Collected data →
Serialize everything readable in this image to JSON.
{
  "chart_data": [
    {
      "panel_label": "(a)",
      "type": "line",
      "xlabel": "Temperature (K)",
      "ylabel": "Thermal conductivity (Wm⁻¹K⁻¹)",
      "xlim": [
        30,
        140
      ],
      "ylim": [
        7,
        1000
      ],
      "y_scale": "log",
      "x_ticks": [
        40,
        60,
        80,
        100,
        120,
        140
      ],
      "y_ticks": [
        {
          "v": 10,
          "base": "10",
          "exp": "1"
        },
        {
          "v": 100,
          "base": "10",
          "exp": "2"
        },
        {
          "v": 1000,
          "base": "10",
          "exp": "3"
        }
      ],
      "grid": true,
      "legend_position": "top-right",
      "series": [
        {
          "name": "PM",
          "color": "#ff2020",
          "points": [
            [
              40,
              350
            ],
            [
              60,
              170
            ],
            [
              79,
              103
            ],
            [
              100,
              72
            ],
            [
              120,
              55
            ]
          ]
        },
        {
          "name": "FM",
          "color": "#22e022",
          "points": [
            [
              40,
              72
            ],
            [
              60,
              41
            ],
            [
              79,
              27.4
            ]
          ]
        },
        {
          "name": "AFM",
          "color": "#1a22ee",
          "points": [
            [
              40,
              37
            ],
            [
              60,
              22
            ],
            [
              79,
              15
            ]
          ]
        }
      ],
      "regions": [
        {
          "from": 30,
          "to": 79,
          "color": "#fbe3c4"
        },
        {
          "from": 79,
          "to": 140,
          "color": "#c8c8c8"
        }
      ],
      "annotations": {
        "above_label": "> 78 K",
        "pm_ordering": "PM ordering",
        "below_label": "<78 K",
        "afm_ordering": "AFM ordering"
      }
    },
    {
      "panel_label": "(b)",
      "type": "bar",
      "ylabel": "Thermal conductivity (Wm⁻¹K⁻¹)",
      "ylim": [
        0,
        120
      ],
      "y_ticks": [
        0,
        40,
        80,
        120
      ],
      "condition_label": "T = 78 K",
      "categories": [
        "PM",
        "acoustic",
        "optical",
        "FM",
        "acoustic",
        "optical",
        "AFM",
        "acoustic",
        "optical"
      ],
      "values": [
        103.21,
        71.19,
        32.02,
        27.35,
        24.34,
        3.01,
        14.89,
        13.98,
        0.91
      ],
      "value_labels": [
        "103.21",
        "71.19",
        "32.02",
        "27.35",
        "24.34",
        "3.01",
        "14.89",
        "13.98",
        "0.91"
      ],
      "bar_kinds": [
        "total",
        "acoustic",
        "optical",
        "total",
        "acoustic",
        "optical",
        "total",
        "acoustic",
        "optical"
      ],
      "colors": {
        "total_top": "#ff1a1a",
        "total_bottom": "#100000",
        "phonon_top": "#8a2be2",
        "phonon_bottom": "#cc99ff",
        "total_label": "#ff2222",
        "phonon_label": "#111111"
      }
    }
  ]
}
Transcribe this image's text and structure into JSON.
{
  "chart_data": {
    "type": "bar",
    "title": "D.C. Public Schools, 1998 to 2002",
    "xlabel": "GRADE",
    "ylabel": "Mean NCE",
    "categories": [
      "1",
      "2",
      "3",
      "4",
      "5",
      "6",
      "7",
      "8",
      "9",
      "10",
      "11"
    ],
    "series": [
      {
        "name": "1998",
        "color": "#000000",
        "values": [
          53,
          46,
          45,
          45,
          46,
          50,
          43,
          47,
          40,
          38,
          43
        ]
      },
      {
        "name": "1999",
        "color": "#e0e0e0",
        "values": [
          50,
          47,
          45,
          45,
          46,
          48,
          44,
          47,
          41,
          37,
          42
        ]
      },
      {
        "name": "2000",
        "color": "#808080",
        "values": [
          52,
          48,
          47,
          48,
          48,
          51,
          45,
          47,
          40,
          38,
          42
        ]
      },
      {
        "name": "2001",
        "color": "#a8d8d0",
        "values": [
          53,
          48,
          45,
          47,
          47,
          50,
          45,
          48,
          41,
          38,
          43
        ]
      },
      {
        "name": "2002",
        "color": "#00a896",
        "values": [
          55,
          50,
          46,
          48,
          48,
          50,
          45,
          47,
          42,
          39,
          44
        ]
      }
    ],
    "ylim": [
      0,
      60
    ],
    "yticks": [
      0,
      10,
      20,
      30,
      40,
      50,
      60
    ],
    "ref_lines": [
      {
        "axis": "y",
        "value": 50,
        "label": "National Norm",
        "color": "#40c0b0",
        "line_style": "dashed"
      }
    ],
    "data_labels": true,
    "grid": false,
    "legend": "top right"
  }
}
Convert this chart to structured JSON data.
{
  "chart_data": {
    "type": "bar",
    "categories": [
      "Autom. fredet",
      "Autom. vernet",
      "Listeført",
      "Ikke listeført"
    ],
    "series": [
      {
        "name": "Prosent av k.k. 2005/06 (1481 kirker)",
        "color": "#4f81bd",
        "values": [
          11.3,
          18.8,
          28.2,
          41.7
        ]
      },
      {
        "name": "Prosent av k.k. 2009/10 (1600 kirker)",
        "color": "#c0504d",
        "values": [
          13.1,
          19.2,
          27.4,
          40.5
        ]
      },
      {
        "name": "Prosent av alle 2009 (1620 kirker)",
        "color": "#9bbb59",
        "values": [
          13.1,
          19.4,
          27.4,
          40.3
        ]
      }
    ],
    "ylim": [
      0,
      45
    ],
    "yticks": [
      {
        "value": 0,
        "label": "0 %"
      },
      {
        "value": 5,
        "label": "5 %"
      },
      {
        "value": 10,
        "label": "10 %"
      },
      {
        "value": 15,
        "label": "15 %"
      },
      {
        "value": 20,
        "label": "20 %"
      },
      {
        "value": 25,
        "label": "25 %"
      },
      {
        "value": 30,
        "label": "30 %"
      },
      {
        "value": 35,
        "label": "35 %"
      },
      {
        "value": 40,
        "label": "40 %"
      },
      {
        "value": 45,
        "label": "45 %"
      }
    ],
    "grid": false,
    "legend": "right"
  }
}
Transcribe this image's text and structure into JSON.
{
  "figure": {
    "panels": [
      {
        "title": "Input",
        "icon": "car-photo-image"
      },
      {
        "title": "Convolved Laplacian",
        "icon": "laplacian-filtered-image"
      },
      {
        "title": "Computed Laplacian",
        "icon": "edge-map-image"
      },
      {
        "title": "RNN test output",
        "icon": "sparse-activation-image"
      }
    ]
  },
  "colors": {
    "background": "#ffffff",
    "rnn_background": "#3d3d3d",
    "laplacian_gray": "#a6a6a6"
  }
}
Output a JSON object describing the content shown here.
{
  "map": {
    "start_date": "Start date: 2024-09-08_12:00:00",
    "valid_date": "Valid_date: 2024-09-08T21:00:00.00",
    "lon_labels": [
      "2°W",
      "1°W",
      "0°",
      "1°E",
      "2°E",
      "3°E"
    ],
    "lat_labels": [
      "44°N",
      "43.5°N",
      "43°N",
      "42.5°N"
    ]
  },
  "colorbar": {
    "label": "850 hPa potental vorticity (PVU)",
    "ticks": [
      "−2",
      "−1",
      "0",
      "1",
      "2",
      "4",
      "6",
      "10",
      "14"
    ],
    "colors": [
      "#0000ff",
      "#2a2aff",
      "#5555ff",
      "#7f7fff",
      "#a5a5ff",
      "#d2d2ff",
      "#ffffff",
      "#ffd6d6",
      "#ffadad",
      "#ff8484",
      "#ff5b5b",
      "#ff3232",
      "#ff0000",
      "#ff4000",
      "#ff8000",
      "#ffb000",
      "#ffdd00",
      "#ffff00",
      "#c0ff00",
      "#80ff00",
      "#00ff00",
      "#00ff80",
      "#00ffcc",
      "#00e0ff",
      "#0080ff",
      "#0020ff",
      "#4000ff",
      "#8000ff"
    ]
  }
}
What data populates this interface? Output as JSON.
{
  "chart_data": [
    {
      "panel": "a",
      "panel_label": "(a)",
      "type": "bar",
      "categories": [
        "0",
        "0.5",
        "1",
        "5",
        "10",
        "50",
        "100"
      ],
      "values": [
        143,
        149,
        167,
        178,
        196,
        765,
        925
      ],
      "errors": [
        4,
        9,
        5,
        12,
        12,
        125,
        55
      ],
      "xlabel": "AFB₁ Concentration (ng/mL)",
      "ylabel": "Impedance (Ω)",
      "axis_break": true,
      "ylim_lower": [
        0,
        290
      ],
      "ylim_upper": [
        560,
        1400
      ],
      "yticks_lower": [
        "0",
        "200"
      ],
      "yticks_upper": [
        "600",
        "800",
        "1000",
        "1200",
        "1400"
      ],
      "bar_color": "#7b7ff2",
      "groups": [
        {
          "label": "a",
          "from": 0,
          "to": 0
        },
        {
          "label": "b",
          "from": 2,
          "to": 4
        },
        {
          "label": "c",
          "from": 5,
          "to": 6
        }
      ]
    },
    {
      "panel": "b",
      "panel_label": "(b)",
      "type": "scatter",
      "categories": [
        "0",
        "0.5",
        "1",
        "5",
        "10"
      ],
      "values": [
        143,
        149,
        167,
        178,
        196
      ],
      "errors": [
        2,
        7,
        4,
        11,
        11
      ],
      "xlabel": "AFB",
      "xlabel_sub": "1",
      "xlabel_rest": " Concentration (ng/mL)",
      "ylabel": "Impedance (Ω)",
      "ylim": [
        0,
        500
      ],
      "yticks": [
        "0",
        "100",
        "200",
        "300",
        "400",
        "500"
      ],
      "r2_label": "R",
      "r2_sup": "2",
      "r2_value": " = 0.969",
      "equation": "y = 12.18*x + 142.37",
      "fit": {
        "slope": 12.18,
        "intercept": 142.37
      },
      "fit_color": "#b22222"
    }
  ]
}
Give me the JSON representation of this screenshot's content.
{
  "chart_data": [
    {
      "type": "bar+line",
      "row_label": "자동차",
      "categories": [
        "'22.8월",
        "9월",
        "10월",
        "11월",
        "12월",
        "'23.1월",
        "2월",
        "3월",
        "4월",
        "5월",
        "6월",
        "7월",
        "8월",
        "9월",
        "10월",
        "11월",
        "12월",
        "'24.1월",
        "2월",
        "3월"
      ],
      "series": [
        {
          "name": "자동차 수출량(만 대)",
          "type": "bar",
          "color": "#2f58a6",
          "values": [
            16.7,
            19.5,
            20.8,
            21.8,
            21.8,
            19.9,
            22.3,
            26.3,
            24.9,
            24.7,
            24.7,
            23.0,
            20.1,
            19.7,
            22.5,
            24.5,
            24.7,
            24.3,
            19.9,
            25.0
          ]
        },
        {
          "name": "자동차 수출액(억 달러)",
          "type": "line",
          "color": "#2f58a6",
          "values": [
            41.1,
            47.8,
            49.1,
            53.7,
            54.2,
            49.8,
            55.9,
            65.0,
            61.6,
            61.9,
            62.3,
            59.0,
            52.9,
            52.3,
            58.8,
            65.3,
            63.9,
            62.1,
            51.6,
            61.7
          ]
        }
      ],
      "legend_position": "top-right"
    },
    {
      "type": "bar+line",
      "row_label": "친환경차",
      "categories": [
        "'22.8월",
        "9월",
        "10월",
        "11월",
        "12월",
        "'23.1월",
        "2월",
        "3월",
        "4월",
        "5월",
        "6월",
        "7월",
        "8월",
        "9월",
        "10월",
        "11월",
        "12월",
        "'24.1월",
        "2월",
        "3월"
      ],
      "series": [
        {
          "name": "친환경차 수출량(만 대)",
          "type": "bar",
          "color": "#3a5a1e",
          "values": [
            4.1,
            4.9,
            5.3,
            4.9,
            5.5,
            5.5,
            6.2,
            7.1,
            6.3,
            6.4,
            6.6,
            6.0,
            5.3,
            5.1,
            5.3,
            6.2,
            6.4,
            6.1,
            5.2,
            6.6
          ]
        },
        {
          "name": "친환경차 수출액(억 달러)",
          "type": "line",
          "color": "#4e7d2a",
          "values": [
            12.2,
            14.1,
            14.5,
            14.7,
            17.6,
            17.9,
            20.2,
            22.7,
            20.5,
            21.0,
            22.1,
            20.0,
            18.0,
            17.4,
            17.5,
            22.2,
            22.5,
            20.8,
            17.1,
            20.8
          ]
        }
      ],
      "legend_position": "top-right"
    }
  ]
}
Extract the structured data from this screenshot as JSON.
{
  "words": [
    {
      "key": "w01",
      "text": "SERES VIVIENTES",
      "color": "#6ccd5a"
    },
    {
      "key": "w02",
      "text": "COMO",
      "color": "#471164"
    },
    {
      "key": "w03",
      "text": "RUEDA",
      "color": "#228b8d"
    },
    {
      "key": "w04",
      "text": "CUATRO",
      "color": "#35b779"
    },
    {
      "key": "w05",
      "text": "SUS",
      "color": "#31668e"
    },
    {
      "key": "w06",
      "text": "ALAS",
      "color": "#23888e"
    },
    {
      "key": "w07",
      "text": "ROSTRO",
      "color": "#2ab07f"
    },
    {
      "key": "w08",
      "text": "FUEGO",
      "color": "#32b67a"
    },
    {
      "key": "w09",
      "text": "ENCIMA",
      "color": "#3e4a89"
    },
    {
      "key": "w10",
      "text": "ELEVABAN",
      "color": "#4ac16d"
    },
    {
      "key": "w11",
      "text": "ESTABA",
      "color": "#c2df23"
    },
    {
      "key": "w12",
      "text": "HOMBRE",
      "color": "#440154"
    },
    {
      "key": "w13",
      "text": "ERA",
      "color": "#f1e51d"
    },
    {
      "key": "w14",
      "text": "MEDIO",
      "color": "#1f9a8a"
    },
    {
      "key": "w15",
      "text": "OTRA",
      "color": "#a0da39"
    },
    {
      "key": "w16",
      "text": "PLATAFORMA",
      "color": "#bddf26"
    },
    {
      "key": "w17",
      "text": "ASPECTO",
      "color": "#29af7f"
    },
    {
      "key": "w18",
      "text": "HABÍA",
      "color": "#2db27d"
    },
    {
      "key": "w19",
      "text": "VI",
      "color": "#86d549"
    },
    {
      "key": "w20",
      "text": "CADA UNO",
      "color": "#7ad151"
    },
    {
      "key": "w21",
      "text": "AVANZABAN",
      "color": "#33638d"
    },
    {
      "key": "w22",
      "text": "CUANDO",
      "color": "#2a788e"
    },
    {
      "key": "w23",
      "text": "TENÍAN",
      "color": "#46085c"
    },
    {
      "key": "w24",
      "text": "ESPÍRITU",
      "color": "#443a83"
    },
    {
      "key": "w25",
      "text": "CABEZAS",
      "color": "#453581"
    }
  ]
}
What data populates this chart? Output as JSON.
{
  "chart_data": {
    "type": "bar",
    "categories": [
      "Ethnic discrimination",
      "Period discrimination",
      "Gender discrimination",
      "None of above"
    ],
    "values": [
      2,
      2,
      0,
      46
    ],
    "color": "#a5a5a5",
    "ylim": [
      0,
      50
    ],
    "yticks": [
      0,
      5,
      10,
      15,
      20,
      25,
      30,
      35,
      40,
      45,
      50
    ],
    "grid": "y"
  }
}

Directions for this task → Reply with the number of lines in the data that include the string "true" and nothing else.

Correct response → 3